### Selected passage
—————

Seasonal Eating Patterns

One thing worth knowing: Russian tortoises naturally reduce their food intake before brumation (hibernation). In late fall, you may notice your tortoise eating less or refusing food entirely. Don't panic — this is completely normal.

Don't force-feed during this period. Let them eat less, keep the enclosure warm, and watch for signs of illness versus natural pre-brumation behavior. During active spring and summer months, they tend to eat more enthusiastically. That's the best time to maximize variety and really load up their diet with weeds and fresh greens.

Comparing Russian Tortoises to Other Species

If you're thinking about adding other tortoise species to your collection, it helps to know how Russian tortoise diet compares. Our Sulcata Tortoise Care guide covers a species with very similar high-fiber dietary needs — though sulcatas require dramatically more food given their much larger size. Both species thrive on grasses, weeds, and leafy greens, so the core feeding philosophy is similar.

Final Thoughts

Feeding a Russian tortoise well isn't difficult — but it does take some intention. Stick to high-fiber greens, rotate through different plants, supplement with calcium regularly, and avoid the big mistakes like fruit and animal protein.

—————

### Data excerpts
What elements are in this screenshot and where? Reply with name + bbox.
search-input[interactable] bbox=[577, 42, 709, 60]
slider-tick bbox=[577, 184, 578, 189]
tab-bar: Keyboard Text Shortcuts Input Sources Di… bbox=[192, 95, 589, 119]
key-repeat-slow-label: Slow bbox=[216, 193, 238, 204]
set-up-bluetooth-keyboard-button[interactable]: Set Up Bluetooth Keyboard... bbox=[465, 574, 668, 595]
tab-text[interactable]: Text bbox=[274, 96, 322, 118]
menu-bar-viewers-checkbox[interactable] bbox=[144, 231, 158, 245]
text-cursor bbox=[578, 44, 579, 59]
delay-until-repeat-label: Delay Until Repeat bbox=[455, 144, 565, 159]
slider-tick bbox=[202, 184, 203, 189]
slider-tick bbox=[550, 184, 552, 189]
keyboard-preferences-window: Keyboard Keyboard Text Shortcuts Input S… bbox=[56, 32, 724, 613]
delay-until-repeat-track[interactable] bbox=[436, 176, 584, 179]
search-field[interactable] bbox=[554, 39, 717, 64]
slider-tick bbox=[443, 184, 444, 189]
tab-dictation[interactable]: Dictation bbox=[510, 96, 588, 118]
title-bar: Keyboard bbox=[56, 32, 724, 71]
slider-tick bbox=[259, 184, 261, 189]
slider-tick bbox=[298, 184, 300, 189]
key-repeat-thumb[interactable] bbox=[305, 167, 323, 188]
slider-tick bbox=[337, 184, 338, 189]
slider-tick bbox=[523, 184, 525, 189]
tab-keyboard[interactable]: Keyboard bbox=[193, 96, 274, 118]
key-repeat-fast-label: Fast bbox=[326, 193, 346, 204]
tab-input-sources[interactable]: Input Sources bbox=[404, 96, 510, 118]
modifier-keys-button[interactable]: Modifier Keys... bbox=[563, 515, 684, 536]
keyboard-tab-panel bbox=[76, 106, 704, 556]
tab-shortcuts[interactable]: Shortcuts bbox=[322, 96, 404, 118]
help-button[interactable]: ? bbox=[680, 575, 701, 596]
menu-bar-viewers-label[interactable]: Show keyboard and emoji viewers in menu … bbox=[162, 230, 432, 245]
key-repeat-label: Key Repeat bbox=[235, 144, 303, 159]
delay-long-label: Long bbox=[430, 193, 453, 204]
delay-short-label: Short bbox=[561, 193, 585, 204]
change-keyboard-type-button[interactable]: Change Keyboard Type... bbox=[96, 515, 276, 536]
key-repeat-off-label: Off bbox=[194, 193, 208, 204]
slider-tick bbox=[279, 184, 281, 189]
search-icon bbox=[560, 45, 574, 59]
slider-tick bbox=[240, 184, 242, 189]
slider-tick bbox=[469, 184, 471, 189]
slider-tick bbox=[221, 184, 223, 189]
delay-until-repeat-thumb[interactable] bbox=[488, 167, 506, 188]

—————

### Activity
Carry on with the article on feeding Russian tortoises, starting right after its last sentence.

### Written answer
The tortoises that thrive longest in captivity are almost always the ones whose owners took diet seriously from day one. A well-fed Russian tortoise can live 40+ years. That's a relationship worth investing in — and it starts with what's in their food dish.

Our Final Verdict

Frequently Asked Questions

Avoid high-oxalate vegetables like spinach, Swiss chard, and beet greens, which block calcium absorption. Limit goitrogen-rich veggies like kale, broccoli, and cabbage to once a week. Never feed iceberg lettuce, corn, peas, or any fruit. Animal protein of any kind is also off-limits and can cause kidney damage over time.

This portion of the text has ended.